**Your objective**
Copy all lines in which the word "طريقه" can be found.

━━━━━ Records for processing

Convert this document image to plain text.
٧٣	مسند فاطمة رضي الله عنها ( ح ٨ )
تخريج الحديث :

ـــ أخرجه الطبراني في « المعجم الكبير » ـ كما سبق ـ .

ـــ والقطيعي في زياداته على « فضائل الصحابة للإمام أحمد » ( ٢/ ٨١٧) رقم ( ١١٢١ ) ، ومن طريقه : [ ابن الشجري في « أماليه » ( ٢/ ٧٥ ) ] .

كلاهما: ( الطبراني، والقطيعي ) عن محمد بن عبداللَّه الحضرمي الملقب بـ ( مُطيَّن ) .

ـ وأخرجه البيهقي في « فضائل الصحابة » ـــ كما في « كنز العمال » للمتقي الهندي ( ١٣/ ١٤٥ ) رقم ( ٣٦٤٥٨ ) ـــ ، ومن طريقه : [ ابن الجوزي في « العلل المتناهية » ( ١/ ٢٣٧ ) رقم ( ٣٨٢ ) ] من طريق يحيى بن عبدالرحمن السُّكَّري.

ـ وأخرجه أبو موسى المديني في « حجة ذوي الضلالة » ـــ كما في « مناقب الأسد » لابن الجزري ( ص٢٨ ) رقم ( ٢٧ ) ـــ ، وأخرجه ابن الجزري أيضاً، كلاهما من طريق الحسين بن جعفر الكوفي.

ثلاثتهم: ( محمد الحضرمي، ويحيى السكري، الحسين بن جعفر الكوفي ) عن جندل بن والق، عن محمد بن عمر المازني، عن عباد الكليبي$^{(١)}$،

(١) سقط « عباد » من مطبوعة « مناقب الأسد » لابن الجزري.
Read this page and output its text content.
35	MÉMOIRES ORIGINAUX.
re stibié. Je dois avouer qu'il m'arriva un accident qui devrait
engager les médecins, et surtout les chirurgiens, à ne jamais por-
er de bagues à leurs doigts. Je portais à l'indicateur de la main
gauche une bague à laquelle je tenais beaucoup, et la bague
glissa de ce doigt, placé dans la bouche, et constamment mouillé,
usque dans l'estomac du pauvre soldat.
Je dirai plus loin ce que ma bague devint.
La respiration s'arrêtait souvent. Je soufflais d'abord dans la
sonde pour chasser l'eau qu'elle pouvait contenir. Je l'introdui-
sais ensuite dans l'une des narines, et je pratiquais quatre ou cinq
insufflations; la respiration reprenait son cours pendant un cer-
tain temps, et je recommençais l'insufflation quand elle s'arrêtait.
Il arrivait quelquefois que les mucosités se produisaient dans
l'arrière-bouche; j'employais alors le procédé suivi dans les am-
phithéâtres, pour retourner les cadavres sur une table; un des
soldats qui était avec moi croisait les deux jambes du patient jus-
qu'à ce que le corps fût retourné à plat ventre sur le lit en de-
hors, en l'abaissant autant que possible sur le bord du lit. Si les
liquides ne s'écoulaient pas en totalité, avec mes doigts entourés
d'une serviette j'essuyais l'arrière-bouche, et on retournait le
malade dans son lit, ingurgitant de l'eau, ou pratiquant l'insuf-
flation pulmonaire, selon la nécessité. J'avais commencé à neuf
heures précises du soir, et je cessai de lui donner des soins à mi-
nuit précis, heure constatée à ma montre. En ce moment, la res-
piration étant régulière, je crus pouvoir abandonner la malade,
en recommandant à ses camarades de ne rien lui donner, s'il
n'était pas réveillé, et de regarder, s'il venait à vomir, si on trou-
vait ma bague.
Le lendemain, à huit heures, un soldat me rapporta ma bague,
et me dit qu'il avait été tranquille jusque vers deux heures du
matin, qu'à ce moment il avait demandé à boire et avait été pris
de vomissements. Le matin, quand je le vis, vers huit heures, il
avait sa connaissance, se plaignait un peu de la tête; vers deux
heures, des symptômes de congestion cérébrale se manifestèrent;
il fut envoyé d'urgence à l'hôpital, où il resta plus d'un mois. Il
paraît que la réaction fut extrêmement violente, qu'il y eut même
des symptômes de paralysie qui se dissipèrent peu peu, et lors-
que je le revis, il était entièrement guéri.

━━━━━━━━━━

**Answer to the exercise**
ـــ والقطيعي في زياداته على « فضائل الصحابة للإمام أحمد » ( ٢/ ٨١٧) رقم ( ١١٢١ ) ، ومن طريقه : [ ابن الشجري في « أماليه » ( ٢/ ٧٥ ) ] .
ـ وأخرجه البيهقي في « فضائل الصحابة » ـــ كما في « كنز العمال » للمتقي الهندي ( ١٣/ ١٤٥ ) رقم ( ٣٦٤٥٨ ) ـــ ، ومن طريقه : [ ابن الجوزي في « العلل المتناهية » ( ١/ ٢٣٧ ) رقم ( ٣٨٢ ) ] من طريق يحيى بن عبدالرحمن السُّكَّري.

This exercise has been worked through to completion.